» **WHAT NEEDS TO BE DONE**: Print each line of the listing once more, precisely as given.

### RECORDS SUPPLIED ###

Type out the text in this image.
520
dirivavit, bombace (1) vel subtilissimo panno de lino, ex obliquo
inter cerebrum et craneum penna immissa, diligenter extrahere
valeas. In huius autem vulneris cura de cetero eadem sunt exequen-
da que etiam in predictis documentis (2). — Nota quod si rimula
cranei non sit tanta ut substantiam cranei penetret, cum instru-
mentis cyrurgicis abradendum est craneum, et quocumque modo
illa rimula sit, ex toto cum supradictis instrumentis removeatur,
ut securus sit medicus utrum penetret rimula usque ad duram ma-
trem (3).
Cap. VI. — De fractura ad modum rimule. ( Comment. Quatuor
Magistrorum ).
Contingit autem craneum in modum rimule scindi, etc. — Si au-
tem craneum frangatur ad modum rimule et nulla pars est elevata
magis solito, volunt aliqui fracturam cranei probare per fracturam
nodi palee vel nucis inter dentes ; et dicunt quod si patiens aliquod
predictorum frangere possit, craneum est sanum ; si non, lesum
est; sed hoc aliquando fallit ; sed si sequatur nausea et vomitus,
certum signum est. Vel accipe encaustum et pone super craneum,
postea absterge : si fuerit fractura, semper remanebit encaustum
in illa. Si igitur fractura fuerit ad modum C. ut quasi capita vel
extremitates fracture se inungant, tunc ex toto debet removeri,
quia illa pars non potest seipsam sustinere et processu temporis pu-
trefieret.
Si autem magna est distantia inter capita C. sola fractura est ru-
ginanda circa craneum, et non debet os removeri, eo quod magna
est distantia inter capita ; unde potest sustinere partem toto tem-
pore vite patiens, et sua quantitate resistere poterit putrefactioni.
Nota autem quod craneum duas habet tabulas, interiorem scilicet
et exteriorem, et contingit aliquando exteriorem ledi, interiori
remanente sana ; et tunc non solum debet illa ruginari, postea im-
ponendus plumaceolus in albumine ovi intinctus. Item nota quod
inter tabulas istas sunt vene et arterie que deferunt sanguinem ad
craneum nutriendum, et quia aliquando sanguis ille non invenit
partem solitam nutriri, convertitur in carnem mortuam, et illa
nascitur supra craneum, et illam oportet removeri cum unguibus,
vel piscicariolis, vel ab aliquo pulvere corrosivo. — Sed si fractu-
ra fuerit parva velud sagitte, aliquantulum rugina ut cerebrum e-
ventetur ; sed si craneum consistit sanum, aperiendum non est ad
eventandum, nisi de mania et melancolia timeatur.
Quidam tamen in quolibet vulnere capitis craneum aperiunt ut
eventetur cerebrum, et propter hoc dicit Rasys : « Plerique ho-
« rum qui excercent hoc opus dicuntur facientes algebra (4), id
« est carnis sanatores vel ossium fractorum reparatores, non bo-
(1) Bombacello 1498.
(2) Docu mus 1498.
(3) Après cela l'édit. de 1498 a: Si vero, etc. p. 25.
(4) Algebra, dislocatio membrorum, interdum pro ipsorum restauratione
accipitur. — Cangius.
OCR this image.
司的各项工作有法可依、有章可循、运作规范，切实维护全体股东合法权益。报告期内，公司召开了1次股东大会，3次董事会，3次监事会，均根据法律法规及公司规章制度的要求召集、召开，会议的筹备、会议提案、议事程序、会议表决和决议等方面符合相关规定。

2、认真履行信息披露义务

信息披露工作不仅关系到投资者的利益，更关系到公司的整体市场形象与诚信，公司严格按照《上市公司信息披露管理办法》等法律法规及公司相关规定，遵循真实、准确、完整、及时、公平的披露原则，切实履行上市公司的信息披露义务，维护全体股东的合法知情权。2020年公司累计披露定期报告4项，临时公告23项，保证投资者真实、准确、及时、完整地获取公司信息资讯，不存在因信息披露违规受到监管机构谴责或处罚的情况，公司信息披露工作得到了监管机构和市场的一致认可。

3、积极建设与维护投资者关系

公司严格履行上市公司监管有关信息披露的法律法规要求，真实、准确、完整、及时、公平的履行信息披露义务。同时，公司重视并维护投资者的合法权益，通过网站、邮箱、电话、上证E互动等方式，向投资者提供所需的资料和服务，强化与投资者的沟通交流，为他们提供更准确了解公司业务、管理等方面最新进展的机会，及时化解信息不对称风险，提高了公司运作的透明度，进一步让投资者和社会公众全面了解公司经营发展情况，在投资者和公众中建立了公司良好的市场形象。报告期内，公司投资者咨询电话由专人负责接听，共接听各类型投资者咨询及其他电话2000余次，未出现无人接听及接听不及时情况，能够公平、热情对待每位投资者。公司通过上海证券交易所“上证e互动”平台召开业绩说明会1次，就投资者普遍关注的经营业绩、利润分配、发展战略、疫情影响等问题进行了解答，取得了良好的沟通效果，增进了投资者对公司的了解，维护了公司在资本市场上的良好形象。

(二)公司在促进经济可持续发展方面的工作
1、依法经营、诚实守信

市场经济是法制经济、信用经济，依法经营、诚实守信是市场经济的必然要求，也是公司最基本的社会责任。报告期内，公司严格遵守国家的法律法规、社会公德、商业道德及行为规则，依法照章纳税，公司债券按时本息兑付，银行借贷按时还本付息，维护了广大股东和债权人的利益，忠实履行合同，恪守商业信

###

» **OUTPUT OF THE TASK**:
Type out the text in this image.
520
dirivavit, bombace (1) vel subtilissimo panno de lino, ex obliquo
inter cerebrum et craneum penna immissa, diligenter extrahere
valeas. In huius autem vulneris cura de cetero eadem sunt exequen-
da que etiam in predictis documentis (2). — Nota quod si rimula
cranei non sit tanta ut substantiam cranei penetret, cum instru-
mentis cyrurgicis abradendum est craneum, et quocumque modo
illa rimula sit, ex toto cum supradictis instrumentis removeatur,
ut securus sit medicus utrum penetret rimula usque ad duram ma-
trem (3).
Cap. VI. — De fractura ad modum rimule. ( Comment. Quatuor
Magistrorum ).
Contingit autem craneum in modum rimule scindi, etc. — Si au-
tem craneum frangatur ad modum rimule et nulla pars est elevata
magis solito, volunt aliqui fracturam cranei probare per fracturam
nodi palee vel nucis inter dentes ; et dicunt quod si patiens aliquod
predictorum frangere possit, craneum est sanum ; si non, lesum
est; sed hoc aliquando fallit ; sed si sequatur nausea et vomitus,
certum signum est. Vel accipe encaustum et pone super craneum,
postea absterge : si fuerit fractura, semper remanebit encaustum
in illa. Si igitur fractura fuerit ad modum C. ut quasi capita vel
extremitates fracture se inungant, tunc ex toto debet removeri,
quia illa pars non potest seipsam sustinere et processu temporis pu-
trefieret.
Si autem magna est distantia inter capita C. sola fractura est ru-
ginanda circa craneum, et non debet os removeri, eo quod magna
est distantia inter capita ; unde potest sustinere partem toto tem-
pore vite patiens, et sua quantitate resistere poterit putrefactioni.
Nota autem quod craneum duas habet tabulas, interiorem scilicet
et exteriorem, et contingit aliquando exteriorem ledi, interiori
remanente sana ; et tunc non solum debet illa ruginari, postea im-
ponendus plumaceolus in albumine ovi intinctus. Item nota quod
inter tabulas istas sunt vene et arterie que deferunt sanguinem ad
craneum nutriendum, et quia aliquando sanguis ille non invenit
partem solitam nutriri, convertitur in carnem mortuam, et illa
nascitur supra craneum, et illam oportet removeri cum unguibus,
vel piscicariolis, vel ab aliquo pulvere corrosivo. — Sed si fractu-
ra fuerit parva velud sagitte, aliquantulum rugina ut cerebrum e-
ventetur ; sed si craneum consistit sanum, aperiendum non est ad
eventandum, nisi de mania et melancolia timeatur.
Quidam tamen in quolibet vulnere capitis craneum aperiunt ut
eventetur cerebrum, et propter hoc dicit Rasys : « Plerique ho-
« rum qui excercent hoc opus dicuntur facientes algebra (4), id
« est carnis sanatores vel ossium fractorum reparatores, non bo-
(1) Bombacello 1498.
(2) Docu mus 1498.
(3) Après cela l'édit. de 1498 a: Si vero, etc. p. 25.
(4) Algebra, dislocatio membrorum, interdum pro ipsorum restauratione
accipitur. — Cangius.
OCR this image.
司的各项工作有法可依、有章可循、运作规范，切实维护全体股东合法权益。报告期内，公司召开了1次股东大会，3次董事会，3次监事会，均根据法律法规及公司规章制度的要求召集、召开，会议的筹备、会议提案、议事程序、会议表决和决议等方面符合相关规定。

2、认真履行信息披露义务

信息披露工作不仅关系到投资者的利益，更关系到公司的整体市场形象与诚信，公司严格按照《上市公司信息披露管理办法》等法律法规及公司相关规定，遵循真实、准确、完整、及时、公平的披露原则，切实履行上市公司的信息披露义务，维护全体股东的合法知情权。2020年公司累计披露定期报告4项，临时公告23项，保证投资者真实、准确、及时、完整地获取公司信息资讯，不存在因信息披露违规受到监管机构谴责或处罚的情况，公司信息披露工作得到了监管机构和市场的一致认可。

3、积极建设与维护投资者关系

公司严格履行上市公司监管有关信息披露的法律法规要求，真实、准确、完整、及时、公平的履行信息披露义务。同时，公司重视并维护投资者的合法权益，通过网站、邮箱、电话、上证E互动等方式，向投资者提供所需的资料和服务，强化与投资者的沟通交流，为他们提供更准确了解公司业务、管理等方面最新进展的机会，及时化解信息不对称风险，提高了公司运作的透明度，进一步让投资者和社会公众全面了解公司经营发展情况，在投资者和公众中建立了公司良好的市场形象。报告期内，公司投资者咨询电话由专人负责接听，共接听各类型投资者咨询及其他电话2000余次，未出现无人接听及接听不及时情况，能够公平、热情对待每位投资者。公司通过上海证券交易所“上证e互动”平台召开业绩说明会1次，就投资者普遍关注的经营业绩、利润分配、发展战略、疫情影响等问题进行了解答，取得了良好的沟通效果，增进了投资者对公司的了解，维护了公司在资本市场上的良好形象。

(二)公司在促进经济可持续发展方面的工作
1、依法经营、诚实守信

市场经济是法制经济、信用经济，依法经营、诚实守信是市场经济的必然要求，也是公司最基本的社会责任。报告期内，公司严格遵守国家的法律法规、社会公德、商业道德及行为规则，依法照章纳税，公司债券按时本息兑付，银行借贷按时还本付息，维护了广大股东和债权人的利益，忠实履行合同，恪守商业信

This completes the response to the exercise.